DO THIS:
Can you write out the material again with every "instruction-text" replaced by "instruction-body", changing nothing else and leaving the pictures out?

Dataset rows
┄┄┄┄┄┄

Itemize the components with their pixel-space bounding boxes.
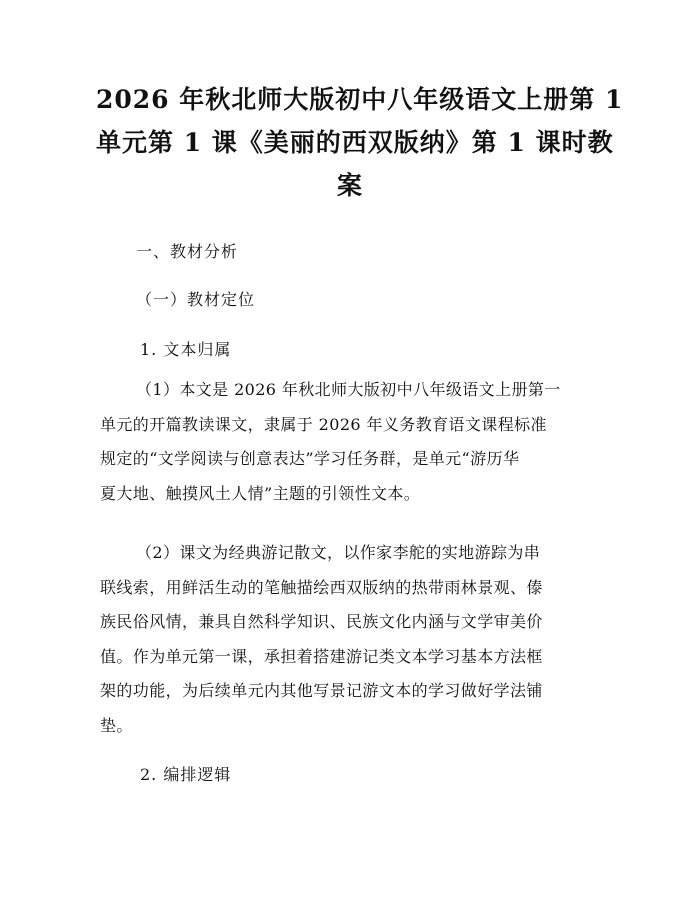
paragraph-2	[100, 536, 600, 743]
paragraph-line: 联线索，用鲜活生动的笔触描绘西双版纳的热带雨林景观、傣	[100, 577, 543, 597]
paragraph-1	[100, 373, 600, 511]
paragraph-line: 夏大地、触摸风土人情”主题的引领性文本。	[100, 483, 421, 503]
document-title	[96, 78, 624, 207]
paragraph-line: 单元的开篇教读课文，隶属于 2026 年义务教育语文课程标准	[100, 414, 547, 434]
title-line: 2026 年秋北师大版初中八年级语文上册第 1	[96, 85, 624, 114]
paragraph-line: 架的功能，为后续单元内其他写景记游文本的学习做好学法铺	[100, 681, 543, 700]
title-line: 案	[336, 171, 363, 200]
section-heading-teaching-material-analysis: 一、教材分析	[136, 242, 239, 261]
paragraph-line: 垫。	[100, 715, 133, 735]
title-line: 单元第 1 课《美丽的西双版纳》第 1 课时教	[96, 128, 614, 157]
paragraph-line: （1）本文是 2026 年秋北师大版初中八年级语文上册第一	[136, 380, 561, 399]
item-heading-text-attribution: 1. 文本归属	[140, 340, 232, 359]
subsection-heading-material-positioning: （一）教材定位	[136, 290, 256, 309]
item-heading-arrangement-logic: 2. 编排逻辑	[140, 765, 232, 784]
paragraph-line: 值。作为单元第一课，承担着搭建游记类文本学习基本方法框	[100, 646, 543, 666]
paragraph-line: （2）课文为经典游记散文，以作家李舵的实地游踪为串	[136, 543, 541, 562]
paragraph-line: 规定的“文学阅读与创意表达”学习任务群，是单元“游历华	[100, 449, 520, 468]
paragraph-line: 族民俗风情，兼具自然科学知识、民族文化内涵与文学审美价	[100, 612, 543, 631]
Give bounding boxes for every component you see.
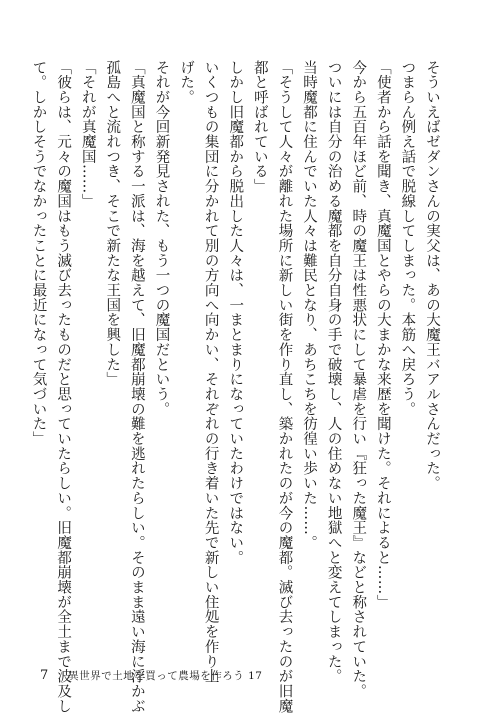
text-line-8: 都と呼ばれている」: [251, 60, 268, 194]
page-footer: [40, 666, 262, 684]
text-line-6: 当時魔都に住んでいた人々は難民となり、あちこちを彷徨い歩いた……。: [301, 60, 318, 551]
text-line-9: しかし旧魔都から脱出した人々は、一まとまりになっていたわけではない。: [227, 60, 244, 565]
text-line-11: げた。: [178, 60, 195, 105]
text-line-17: て。しかしそうでなかったことに最近になって気づいた」: [30, 60, 47, 447]
text-line-14: 孤島へと流れつき、そこで新たな王国を興した」: [104, 60, 121, 387]
book-title: 異世界で土地を買って農場を作ろう 17: [68, 669, 263, 682]
text-line-10: いくつもの集団に分かれて別の方向へ向かい、それぞれの行き着いた先で新しい住処を作り上: [202, 60, 219, 684]
text-line-3: 「使者から話を聞き、真魔国とやらの大まかな来歴を聞けた。それによると……」: [374, 60, 391, 610]
text-line-15: 「それが真魔国……」: [79, 60, 96, 209]
text-line-2: つまらん例え話で脱線してしまった。本筋へ戻ろう。: [399, 60, 416, 417]
text-line-1: そういえばゼダンさんの実父は、あの大魔王バアルさんだった。: [424, 60, 440, 491]
text-line-4: 今から五百年ほど前、時の魔王は性悪状にして暴虐を行い『狂った魔王』などと称されていた。: [350, 60, 367, 699]
text-line-12: それが今回新発見された、もう一つの魔国だという。: [153, 60, 170, 417]
text-line-7: 「そうして人々が離れた場所に新しい街を作り直し、築かれたのが今の魔都。滅び去ったのが旧魔: [276, 60, 293, 713]
text-line-13: 「真魔国と称する一派は、海を越えて、旧魔都崩壊の難を逃れたらしい。そのまま遠い海に浮かぶ: [128, 60, 145, 713]
page-number: 7: [40, 667, 49, 683]
text-line-16: 「彼らは、元々の魔国はもう滅び去ったものだと思っていたらしい。旧魔都崩壊が全土まで波及し: [55, 60, 72, 713]
text-line-5: ついには自分の治める魔都を自分自身の手で破壊し、人の住めない地獄へと変えてしまった。: [325, 60, 342, 684]
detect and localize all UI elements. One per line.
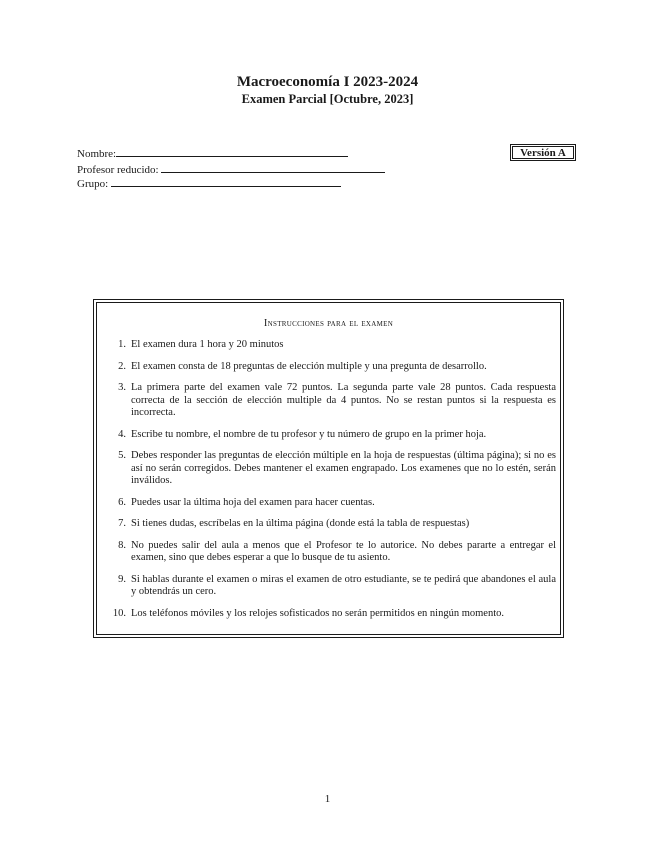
name-field-line [116, 147, 348, 157]
instruction-text: Escribe tu nombre, el nombre de tu profesor y tu número de grupo en la primer hoja. [131, 428, 487, 440]
instruction-number: 5. [118, 450, 126, 461]
instruction-item [110, 361, 556, 374]
instructions-list [110, 339, 556, 629]
group-field [77, 177, 341, 191]
instruction-number: 6. [118, 496, 126, 508]
instruction-text: Debes responder las preguntas de elección múltiple en la hoja de respuestas (última página); si no es así no serán corregidos. Debes mantener el examen engrapado. Los examenes que no lo estén, serán inválidos. [131, 450, 556, 486]
instruction-text: Si hablas durante el examen o miras el examen de otro estudiante, se te pedirá que abandones el aula y obtendrás un cero. [131, 573, 556, 597]
instruction-item [110, 608, 556, 621]
instruction-number: 4. [118, 428, 126, 440]
instructions-box [93, 299, 564, 638]
instruction-item [110, 450, 556, 488]
instruction-item [110, 497, 556, 510]
instruction-number: 9. [118, 573, 126, 585]
instruction-item [110, 540, 556, 565]
version-label: Versión A [512, 146, 574, 159]
instruction-number: 8. [118, 539, 126, 551]
instruction-number: 10. [112, 607, 126, 619]
instruction-text: El examen dura 1 hora y 20 minutos [131, 339, 284, 350]
instruction-text: No puedes salir del aula a menos que el Profesor te lo autorice. No debes pararte a entregar el examen, sino que debes esperar a que lo busque de tu asiento. [131, 539, 556, 563]
instruction-item [110, 429, 556, 442]
instruction-number: 2. [118, 360, 126, 372]
professor-field-label: Profesor reducido: [77, 164, 159, 176]
instruction-text: Los teléfonos móviles y los relojes sofisticados no serán permitidos en ningún momento. [131, 607, 504, 619]
exam-title: Macroeconomía I 2023-2024 [236, 74, 419, 90]
exam-subtitle: Examen Parcial [Octubre, 2023] [241, 92, 414, 106]
instruction-text: Si tienes dudas, escríbelas en la última página (donde está la tabla de respuestas) [131, 518, 470, 529]
page-number: 1 [324, 793, 331, 805]
instructions-inner-frame [96, 302, 561, 635]
instruction-item [110, 339, 556, 352]
instruction-text: Puedes usar la última hoja del examen para hacer cuentas. [131, 496, 375, 508]
instruction-item [110, 382, 556, 420]
instruction-number: 3. [118, 382, 126, 393]
professor-field [77, 163, 385, 177]
instruction-item [110, 518, 556, 531]
version-box [510, 144, 576, 161]
instruction-number: 7. [118, 518, 126, 529]
instruction-text: La primera parte del examen vale 72 puntos. La segunda parte vale 28 puntos. Cada respuesta correcta de la sección de elección multiple da 4 puntos. No se restan puntos si la respuesta es incorrecta. [131, 382, 556, 418]
instruction-item [110, 574, 556, 599]
instruction-number: 1. [118, 339, 126, 350]
group-field-label: Grupo: [77, 178, 109, 190]
name-field-label: Nombre: [77, 148, 117, 160]
instruction-text: El examen consta de 18 preguntas de elección multiple y una pregunta de desarrollo. [131, 360, 487, 372]
group-field-line [111, 177, 341, 187]
instructions-title: Instrucciones para el examen [263, 318, 394, 329]
professor-field-line [161, 163, 385, 173]
name-field [77, 147, 348, 161]
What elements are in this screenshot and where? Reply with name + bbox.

┄┄┄┄┄┄

COMPLETED EXERCISE:
Itemize the components with their pixel-space bounding boxes.
paragraph-2	[100, 536, 600, 743]
paragraph-line: 联线索，用鲜活生动的笔触描绘西双版纳的热带雨林景观、傣	[100, 577, 543, 597]
paragraph-1	[100, 373, 600, 511]
paragraph-line: 夏大地、触摸风土人情”主题的引领性文本。	[100, 483, 421, 503]
document-title	[96, 78, 624, 207]
paragraph-line: 单元的开篇教读课文，隶属于 2026 年义务教育语文课程标准	[100, 414, 547, 434]
title-line: 2026 年秋北师大版初中八年级语文上册第 1	[96, 85, 624, 114]
paragraph-line: 架的功能，为后续单元内其他写景记游文本的学习做好学法铺	[100, 681, 543, 700]
title-line: 案	[336, 171, 363, 200]
section-heading-teaching-material-analysis: 一、教材分析	[136, 242, 239, 261]
paragraph-line: 垫。	[100, 715, 133, 735]
title-line: 单元第 1 课《美丽的西双版纳》第 1 课时教	[96, 128, 614, 157]
paragraph-line: （1）本文是 2026 年秋北师大版初中八年级语文上册第一	[136, 380, 561, 399]
item-heading-text-attribution: 1. 文本归属	[140, 340, 232, 359]
subsection-heading-material-positioning: （一）教材定位	[136, 290, 256, 309]
item-heading-arrangement-logic: 2. 编排逻辑	[140, 765, 232, 784]
paragraph-line: 值。作为单元第一课，承担着搭建游记类文本学习基本方法框	[100, 646, 543, 666]
paragraph-line: （2）课文为经典游记散文，以作家李舵的实地游踪为串	[136, 543, 541, 562]
paragraph-line: 规定的“文学阅读与创意表达”学习任务群，是单元“游历华	[100, 449, 520, 468]
paragraph-line: 族民俗风情，兼具自然科学知识、民族文化内涵与文学审美价	[100, 612, 543, 631]
Give bounding boxes for every component you see.
text-line-8: 都と呼ばれている」: [251, 60, 268, 194]
page-footer: [40, 666, 262, 684]
text-line-6: 当時魔都に住んでいた人々は難民となり、あちこちを彷徨い歩いた……。: [301, 60, 318, 551]
text-line-9: しかし旧魔都から脱出した人々は、一まとまりになっていたわけではない。: [227, 60, 244, 565]
text-line-11: げた。: [178, 60, 195, 105]
text-line-17: て。しかしそうでなかったことに最近になって気づいた」: [30, 60, 47, 447]
text-line-14: 孤島へと流れつき、そこで新たな王国を興した」: [104, 60, 121, 387]
book-title: 異世界で土地を買って農場を作ろう 17: [68, 669, 263, 682]
text-line-10: いくつもの集団に分かれて別の方向へ向かい、それぞれの行き着いた先で新しい住処を作り上: [202, 60, 219, 684]
text-line-3: 「使者から話を聞き、真魔国とやらの大まかな来歴を聞けた。それによると……」: [374, 60, 391, 610]
text-line-15: 「それが真魔国……」: [79, 60, 96, 209]
text-line-2: つまらん例え話で脱線してしまった。本筋へ戻ろう。: [399, 60, 416, 417]
text-line-1: そういえばゼダンさんの実父は、あの大魔王バアルさんだった。: [424, 60, 440, 491]
text-line-4: 今から五百年ほど前、時の魔王は性悪状にして暴虐を行い『狂った魔王』などと称されていた。: [350, 60, 367, 699]
text-line-12: それが今回新発見された、もう一つの魔国だという。: [153, 60, 170, 417]
text-line-7: 「そうして人々が離れた場所に新しい街を作り直し、築かれたのが今の魔都。滅び去ったのが旧魔: [276, 60, 293, 713]
text-line-13: 「真魔国と称する一派は、海を越えて、旧魔都崩壊の難を逃れたらしい。そのまま遠い海に浮かぶ: [128, 60, 145, 713]
page-number: 7: [40, 667, 49, 683]
text-line-16: 「彼らは、元々の魔国はもう滅び去ったものだと思っていたらしい。旧魔都崩壊が全土まで波及し: [55, 60, 72, 713]
text-line-5: ついには自分の治める魔都を自分自身の手で破壊し、人の住めない地獄へと変えてしまった。: [325, 60, 342, 684]
detect and localize all UI elements. One per line.
name-field-line [116, 147, 348, 157]
instruction-body: Escribe tu nombre, el nombre de tu profesor y tu número de grupo en la primer hoja. [131, 428, 487, 440]
instruction-number: 5. [118, 450, 126, 461]
instruction-item [110, 361, 556, 374]
instructions-list [110, 339, 556, 629]
group-field [77, 177, 341, 191]
instruction-number: 6. [118, 496, 126, 508]
instruction-body: Debes responder las preguntas de elección múltiple en la hoja de respuestas (última página); si no es así no serán corregidos. Debes mantener el examen engrapado. Los examenes que no lo estén, serán inválidos. [131, 450, 556, 486]
instruction-body: Si hablas durante el examen o miras el examen de otro estudiante, se te pedirá que abandones el aula y obtendrás un cero. [131, 573, 556, 597]
instruction-item [110, 608, 556, 621]
instruction-number: 4. [118, 428, 126, 440]
instructions-box [93, 299, 564, 638]
instruction-item [110, 450, 556, 488]
instruction-item [110, 497, 556, 510]
instruction-number: 9. [118, 573, 126, 585]
instruction-item [110, 540, 556, 565]
version-label: Versión A [512, 146, 574, 159]
instruction-number: 8. [118, 539, 126, 551]
instruction-number: 10. [112, 607, 126, 619]
instruction-body: El examen dura 1 hora y 20 minutos [131, 339, 284, 350]
instruction-body: No puedes salir del aula a menos que el Profesor te lo autorice. No debes pararte a entregar el examen, sino que debes esperar a que lo busque de tu asiento. [131, 539, 556, 563]
instruction-item [110, 429, 556, 442]
instruction-number: 2. [118, 360, 126, 372]
professor-field-label: Profesor reducido: [77, 164, 159, 176]
instruction-body: Los teléfonos móviles y los relojes sofisticados no serán permitidos en ningún momento. [131, 607, 504, 619]
exam-title: Macroeconomía I 2023-2024 [236, 74, 419, 90]
exam-subtitle: Examen Parcial [Octubre, 2023] [241, 92, 414, 106]
instruction-body: Si tienes dudas, escríbelas en la última página (donde está la tabla de respuestas) [131, 518, 470, 529]
page-number: 1 [324, 793, 331, 805]
instructions-inner-frame [96, 302, 561, 635]
instruction-item [110, 339, 556, 352]
instruction-body: Puedes usar la última hoja del examen para hacer cuentas. [131, 496, 375, 508]
instruction-item [110, 382, 556, 420]
instruction-number: 3. [118, 382, 126, 393]
professor-field [77, 163, 385, 177]
instruction-item [110, 518, 556, 531]
version-box [510, 144, 576, 161]
instruction-number: 7. [118, 518, 126, 529]
instruction-body: La primera parte del examen vale 72 puntos. La segunda parte vale 28 puntos. Cada respuesta correcta de la sección de elección multiple da 4 puntos. No se restan puntos si la respuesta es incorrecta. [131, 382, 556, 418]
instruction-item [110, 574, 556, 599]
instruction-number: 1. [118, 339, 126, 350]
group-field-label: Grupo: [77, 178, 109, 190]
name-field-label: Nombre: [77, 148, 117, 160]
instruction-body: El examen consta de 18 preguntas de elección multiple y una pregunta de desarrollo. [131, 360, 487, 372]
group-field-line [111, 177, 341, 187]
instructions-title: Instrucciones para el examen [263, 318, 394, 329]
professor-field-line [161, 163, 385, 173]
name-field [77, 147, 348, 161]
What elements are in this screenshot and where? Reply with name + bbox.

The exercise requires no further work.